GOAL - Copy out every line exactly, passing over the pictures.

[Records from a data collection]
* * * * *

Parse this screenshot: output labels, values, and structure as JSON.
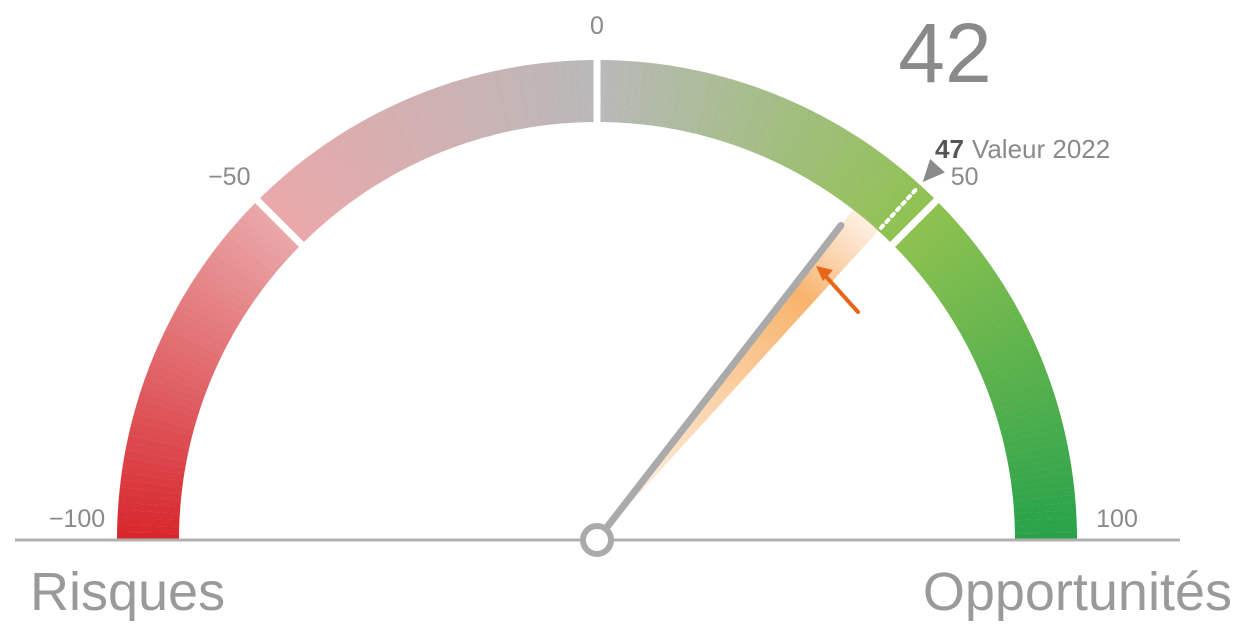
{
  "chart_data": {
    "type": "gauge",
    "value": 42,
    "ylim": [
      -100,
      100
    ],
    "yticks": [
      {
        "value": -100,
        "label": "−100"
      },
      {
        "value": -50,
        "label": "−50"
      },
      0,
      50,
      100
    ],
    "colors": [
      "#d7262b",
      "#eaa8aa",
      "#b9b9b9",
      "#8fc250",
      "#27a24a"
    ],
    "needle_color": "#aaaaaa",
    "previous": {
      "value": 47,
      "label": "Valeur 2022"
    },
    "left_label": "Risques",
    "right_label": "Opportunités"
  }
}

* * * * *

EXERCISE ANSWER -
Parse this screenshot: output labels, values, and structure as JSON.
{
  "chart_data": {
    "type": "gauge",
    "value": 42,
    "ylim": [
      -100,
      100
    ],
    "yticks": [
      {
        "value": -100,
        "label": "−100"
      },
      {
        "value": -50,
        "label": "−50"
      },
      0,
      50,
      100
    ],
    "colors": [
      "#d7262b",
      "#eaa8aa",
      "#b9b9b9",
      "#8fc250",
      "#27a24a"
    ],
    "needle_color": "#aaaaaa",
    "previous": {
      "value": 47,
      "label": "Valeur 2022"
    },
    "left_label": "Risques",
    "right_label": "Opportunités"
  }
}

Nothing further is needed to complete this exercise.